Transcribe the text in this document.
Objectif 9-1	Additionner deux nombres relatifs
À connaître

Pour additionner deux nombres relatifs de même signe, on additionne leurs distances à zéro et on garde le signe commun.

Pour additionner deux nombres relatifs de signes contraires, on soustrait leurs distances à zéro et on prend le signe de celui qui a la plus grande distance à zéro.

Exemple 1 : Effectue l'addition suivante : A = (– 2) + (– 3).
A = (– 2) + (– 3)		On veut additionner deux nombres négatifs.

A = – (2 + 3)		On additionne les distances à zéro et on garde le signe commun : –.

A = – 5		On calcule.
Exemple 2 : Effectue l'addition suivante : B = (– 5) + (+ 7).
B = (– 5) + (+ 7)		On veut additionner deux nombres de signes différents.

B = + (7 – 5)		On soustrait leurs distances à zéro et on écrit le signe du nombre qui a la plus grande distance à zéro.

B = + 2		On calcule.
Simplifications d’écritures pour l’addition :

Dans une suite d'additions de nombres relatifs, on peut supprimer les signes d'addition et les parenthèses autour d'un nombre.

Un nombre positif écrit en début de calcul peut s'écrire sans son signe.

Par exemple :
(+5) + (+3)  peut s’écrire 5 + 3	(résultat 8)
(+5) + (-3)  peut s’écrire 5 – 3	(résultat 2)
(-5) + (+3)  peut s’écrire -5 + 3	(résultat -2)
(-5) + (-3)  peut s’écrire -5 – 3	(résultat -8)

---

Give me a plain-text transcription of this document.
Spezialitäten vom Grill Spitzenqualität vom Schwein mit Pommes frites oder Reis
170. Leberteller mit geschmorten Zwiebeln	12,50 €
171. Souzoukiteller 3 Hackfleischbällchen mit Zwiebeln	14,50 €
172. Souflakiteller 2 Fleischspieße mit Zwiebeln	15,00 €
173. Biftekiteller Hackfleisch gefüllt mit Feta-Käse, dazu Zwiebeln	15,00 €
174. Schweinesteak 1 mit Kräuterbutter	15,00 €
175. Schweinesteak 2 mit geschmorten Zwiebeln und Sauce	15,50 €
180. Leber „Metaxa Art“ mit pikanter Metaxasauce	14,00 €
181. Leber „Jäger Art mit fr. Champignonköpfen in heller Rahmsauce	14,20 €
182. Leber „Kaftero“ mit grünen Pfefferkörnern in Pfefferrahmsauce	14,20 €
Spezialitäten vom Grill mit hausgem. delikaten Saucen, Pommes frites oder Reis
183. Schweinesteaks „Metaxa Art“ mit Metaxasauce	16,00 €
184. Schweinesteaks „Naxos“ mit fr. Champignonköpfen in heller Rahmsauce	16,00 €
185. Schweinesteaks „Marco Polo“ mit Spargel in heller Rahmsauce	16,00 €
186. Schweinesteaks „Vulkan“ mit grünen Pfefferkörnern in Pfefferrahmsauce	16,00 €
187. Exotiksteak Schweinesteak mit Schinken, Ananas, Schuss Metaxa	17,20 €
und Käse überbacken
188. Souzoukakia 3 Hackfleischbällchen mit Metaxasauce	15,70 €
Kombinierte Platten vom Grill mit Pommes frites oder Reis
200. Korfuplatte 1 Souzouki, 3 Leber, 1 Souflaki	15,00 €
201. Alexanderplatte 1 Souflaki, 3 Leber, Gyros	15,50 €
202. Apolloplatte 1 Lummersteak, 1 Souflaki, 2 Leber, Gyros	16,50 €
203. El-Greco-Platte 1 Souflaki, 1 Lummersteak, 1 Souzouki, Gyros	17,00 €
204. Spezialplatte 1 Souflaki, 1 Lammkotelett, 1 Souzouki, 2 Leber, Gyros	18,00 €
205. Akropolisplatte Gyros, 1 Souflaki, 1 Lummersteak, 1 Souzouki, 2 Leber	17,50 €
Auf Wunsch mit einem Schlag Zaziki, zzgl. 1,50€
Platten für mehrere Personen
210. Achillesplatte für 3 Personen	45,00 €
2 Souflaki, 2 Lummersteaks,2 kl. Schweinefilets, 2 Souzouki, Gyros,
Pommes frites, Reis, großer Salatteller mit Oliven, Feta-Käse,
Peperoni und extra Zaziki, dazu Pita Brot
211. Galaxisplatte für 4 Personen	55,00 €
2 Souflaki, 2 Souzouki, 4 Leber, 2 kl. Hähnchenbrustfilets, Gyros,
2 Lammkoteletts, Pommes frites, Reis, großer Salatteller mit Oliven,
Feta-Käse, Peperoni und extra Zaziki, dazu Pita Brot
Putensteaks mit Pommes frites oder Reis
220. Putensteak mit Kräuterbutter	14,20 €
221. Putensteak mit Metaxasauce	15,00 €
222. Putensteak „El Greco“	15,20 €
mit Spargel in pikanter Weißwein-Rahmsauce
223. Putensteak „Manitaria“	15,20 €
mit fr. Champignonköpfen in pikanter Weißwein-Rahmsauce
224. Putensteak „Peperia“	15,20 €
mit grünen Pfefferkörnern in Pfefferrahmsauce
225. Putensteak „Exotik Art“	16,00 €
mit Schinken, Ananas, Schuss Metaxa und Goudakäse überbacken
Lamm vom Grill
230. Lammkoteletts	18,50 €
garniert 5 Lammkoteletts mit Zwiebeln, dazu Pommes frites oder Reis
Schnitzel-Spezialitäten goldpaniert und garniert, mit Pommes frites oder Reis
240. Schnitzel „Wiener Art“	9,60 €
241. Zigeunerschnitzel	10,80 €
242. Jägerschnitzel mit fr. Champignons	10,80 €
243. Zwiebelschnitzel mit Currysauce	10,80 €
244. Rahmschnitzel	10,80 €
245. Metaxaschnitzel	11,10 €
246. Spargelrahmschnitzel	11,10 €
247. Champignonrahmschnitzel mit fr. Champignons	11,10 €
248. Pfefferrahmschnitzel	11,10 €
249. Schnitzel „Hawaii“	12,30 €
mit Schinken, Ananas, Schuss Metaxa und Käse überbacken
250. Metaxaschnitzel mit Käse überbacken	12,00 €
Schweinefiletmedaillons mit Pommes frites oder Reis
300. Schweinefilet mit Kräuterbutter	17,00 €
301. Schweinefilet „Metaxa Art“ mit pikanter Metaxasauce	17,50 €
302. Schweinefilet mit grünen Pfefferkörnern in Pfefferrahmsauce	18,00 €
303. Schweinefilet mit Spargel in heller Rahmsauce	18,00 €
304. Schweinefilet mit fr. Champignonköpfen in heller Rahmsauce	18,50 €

==

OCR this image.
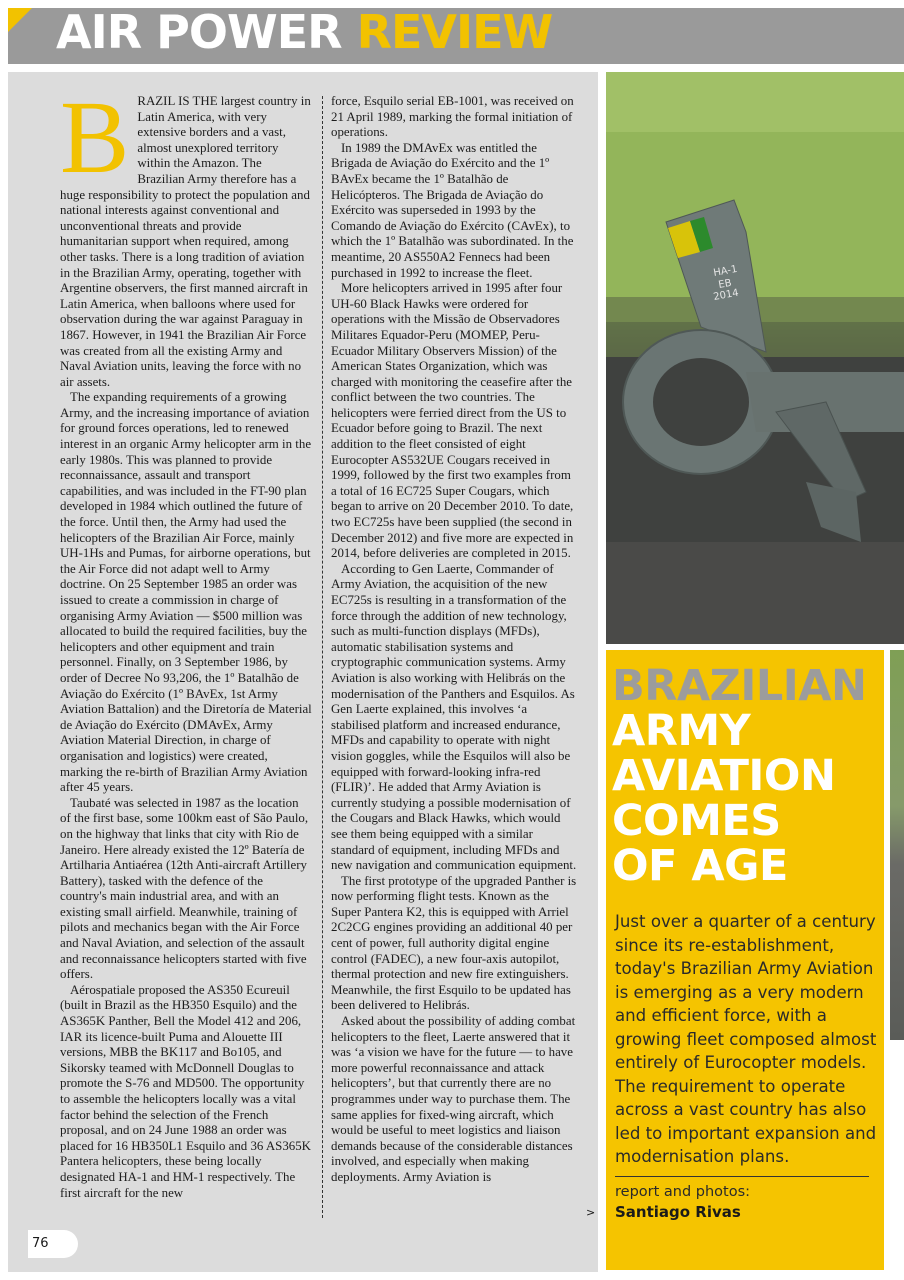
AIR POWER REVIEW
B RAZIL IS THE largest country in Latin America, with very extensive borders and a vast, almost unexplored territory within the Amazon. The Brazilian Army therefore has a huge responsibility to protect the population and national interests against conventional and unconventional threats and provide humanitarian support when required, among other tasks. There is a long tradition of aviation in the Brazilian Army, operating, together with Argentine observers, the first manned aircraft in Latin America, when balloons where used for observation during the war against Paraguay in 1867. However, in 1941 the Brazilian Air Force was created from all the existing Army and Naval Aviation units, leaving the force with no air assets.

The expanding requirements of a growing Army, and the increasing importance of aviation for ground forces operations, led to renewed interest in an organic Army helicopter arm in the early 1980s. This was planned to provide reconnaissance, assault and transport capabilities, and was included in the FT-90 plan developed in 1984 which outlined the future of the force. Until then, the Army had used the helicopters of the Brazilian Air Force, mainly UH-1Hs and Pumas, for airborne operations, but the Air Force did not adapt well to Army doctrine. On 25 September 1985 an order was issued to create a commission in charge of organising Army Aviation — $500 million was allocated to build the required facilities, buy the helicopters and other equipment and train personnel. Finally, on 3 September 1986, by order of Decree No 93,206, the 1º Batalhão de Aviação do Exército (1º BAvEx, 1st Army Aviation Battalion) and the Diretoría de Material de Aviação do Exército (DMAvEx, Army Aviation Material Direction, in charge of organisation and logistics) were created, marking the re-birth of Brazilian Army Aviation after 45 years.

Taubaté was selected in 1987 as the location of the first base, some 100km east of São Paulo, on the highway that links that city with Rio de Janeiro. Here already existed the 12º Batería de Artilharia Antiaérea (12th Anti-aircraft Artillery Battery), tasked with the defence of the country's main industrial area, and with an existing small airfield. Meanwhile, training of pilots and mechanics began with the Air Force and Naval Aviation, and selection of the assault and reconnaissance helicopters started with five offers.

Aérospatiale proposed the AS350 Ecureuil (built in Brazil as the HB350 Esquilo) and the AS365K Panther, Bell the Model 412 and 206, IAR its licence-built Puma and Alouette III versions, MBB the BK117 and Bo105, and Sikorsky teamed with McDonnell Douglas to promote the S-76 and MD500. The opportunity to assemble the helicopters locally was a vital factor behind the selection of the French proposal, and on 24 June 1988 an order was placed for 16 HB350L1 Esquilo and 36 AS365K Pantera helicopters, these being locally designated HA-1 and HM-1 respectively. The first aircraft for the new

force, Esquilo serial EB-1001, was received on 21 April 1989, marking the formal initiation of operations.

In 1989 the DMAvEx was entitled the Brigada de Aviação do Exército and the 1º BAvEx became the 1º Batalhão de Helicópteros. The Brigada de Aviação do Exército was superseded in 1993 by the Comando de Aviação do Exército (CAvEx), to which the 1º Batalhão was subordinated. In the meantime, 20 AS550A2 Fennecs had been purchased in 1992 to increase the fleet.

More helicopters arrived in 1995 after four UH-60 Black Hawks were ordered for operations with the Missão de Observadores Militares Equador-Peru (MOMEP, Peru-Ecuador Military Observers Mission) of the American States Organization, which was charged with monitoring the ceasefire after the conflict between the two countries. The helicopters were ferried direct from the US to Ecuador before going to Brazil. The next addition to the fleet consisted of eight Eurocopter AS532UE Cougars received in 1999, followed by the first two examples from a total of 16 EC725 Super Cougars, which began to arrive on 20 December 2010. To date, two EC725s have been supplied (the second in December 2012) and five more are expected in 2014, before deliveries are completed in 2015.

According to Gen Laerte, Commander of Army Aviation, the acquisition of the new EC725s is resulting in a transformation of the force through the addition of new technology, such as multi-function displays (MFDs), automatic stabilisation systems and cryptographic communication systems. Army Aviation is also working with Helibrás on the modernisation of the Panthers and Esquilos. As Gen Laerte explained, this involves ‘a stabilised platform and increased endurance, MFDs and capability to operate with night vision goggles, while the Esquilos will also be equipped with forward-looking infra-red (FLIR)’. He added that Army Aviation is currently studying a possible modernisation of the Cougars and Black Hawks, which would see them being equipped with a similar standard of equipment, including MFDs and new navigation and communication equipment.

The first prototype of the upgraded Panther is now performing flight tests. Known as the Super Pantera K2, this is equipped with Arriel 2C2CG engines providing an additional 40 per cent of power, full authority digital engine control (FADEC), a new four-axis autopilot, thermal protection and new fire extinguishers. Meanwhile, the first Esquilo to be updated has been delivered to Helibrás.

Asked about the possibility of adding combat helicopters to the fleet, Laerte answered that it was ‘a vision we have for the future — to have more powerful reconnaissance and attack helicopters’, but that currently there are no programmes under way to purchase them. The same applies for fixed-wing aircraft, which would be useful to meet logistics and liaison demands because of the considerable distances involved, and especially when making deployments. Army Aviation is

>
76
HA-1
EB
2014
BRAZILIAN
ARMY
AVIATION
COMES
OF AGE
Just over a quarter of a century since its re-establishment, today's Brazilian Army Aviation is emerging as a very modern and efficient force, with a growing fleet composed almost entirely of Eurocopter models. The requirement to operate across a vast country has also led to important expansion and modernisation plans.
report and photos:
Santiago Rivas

Do this: Copy every line from the entries that contains the word "écrire".

Final result:
Un nombre positif écrit en début de calcul peut s'écrire sans son signe.
(+5) + (+3)  peut s’écrire 5 + 3	(résultat 8)
(+5) + (-3)  peut s’écrire 5 – 3	(résultat 2)
(-5) + (+3)  peut s’écrire -5 + 3	(résultat -2)
(-5) + (-3)  peut s’écrire -5 – 3	(résultat -8)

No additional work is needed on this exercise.